Your task: Output the records exactly as they appear, with no pictures included.

Recorded data:

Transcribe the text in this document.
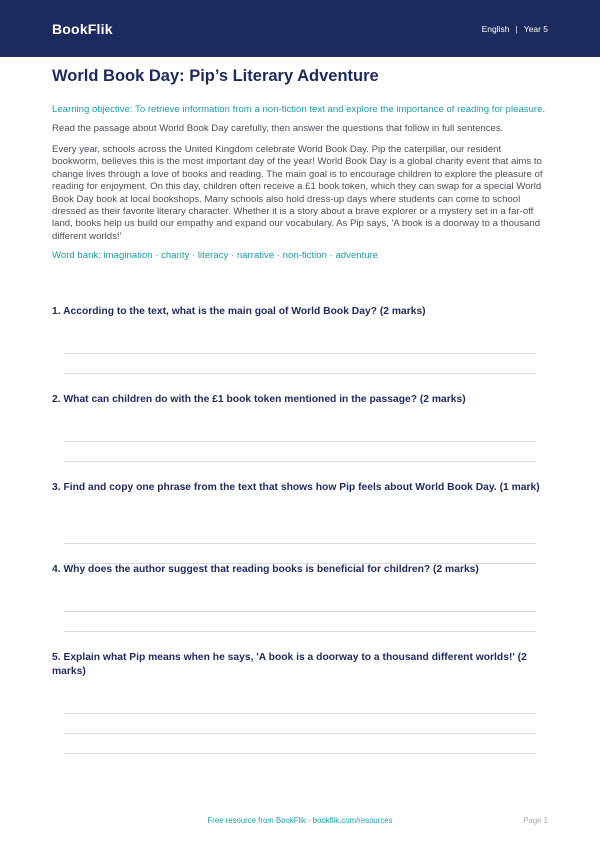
BookFlik	English | Year 5
World Book Day: Pip’s Literary Adventure
Learning objective: To retrieve information from a non-fiction text and explore the importance of reading for pleasure.
Read the passage about World Book Day carefully, then answer the questions that follow in full sentences.
Every year, schools across the United Kingdom celebrate World Book Day. Pip the caterpillar, our resident bookworm, believes this is the most important day of the year! World Book Day is a global charity event that aims to change lives through a love of books and reading. The main goal is to encourage children to explore the pleasure of reading for enjoyment. On this day, children often receive a £1 book token, which they can swap for a special World Book Day book at local bookshops. Many schools also hold dress-up days where students can come to school dressed as their favorite literary character. Whether it is a story about a brave explorer or a mystery set in a far-off land, books help us build our empathy and expand our vocabulary. As Pip says, 'A book is a doorway to a thousand different worlds!'
Word bank: imagination · charity · literacy · narrative · non-fiction · adventure
1. According to the text, what is the main goal of World Book Day? (2 marks)
2. What can children do with the £1 book token mentioned in the passage? (2 marks)
3. Find and copy one phrase from the text that shows how Pip feels about World Book Day. (1 mark)
4. Why does the author suggest that reading books is beneficial for children? (2 marks)
5. Explain what Pip means when he says, 'A book is a doorway to a thousand different worlds!' (2 marks)
Free resource from BookFlik · bookflik.com/resources	Page 1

Result of this task:
Transcribe the text in this document.
BookFlik	English | Year 5
World Book Day: Pip’s Literary Adventure
Learning objective: To retrieve information from a non-fiction text and explore the importance of reading for pleasure.
Read the passage about World Book Day carefully, then answer the questions that follow in full sentences.
Every year, schools across the United Kingdom celebrate World Book Day. Pip the caterpillar, our resident bookworm, believes this is the most important day of the year! World Book Day is a global charity event that aims to change lives through a love of books and reading. The main goal is to encourage children to explore the pleasure of reading for enjoyment. On this day, children often receive a £1 book token, which they can swap for a special World Book Day book at local bookshops. Many schools also hold dress-up days where students can come to school dressed as their favorite literary character. Whether it is a story about a brave explorer or a mystery set in a far-off land, books help us build our empathy and expand our vocabulary. As Pip says, 'A book is a doorway to a thousand different worlds!'
Word bank: imagination · charity · literacy · narrative · non-fiction · adventure
1. According to the text, what is the main goal of World Book Day? (2 marks)
2. What can children do with the £1 book token mentioned in the passage? (2 marks)
3. Find and copy one phrase from the text that shows how Pip feels about World Book Day. (1 mark)
4. Why does the author suggest that reading books is beneficial for children? (2 marks)
5. Explain what Pip means when he says, 'A book is a doorway to a thousand different worlds!' (2 marks)
Free resource from BookFlik · bookflik.com/resources	Page 1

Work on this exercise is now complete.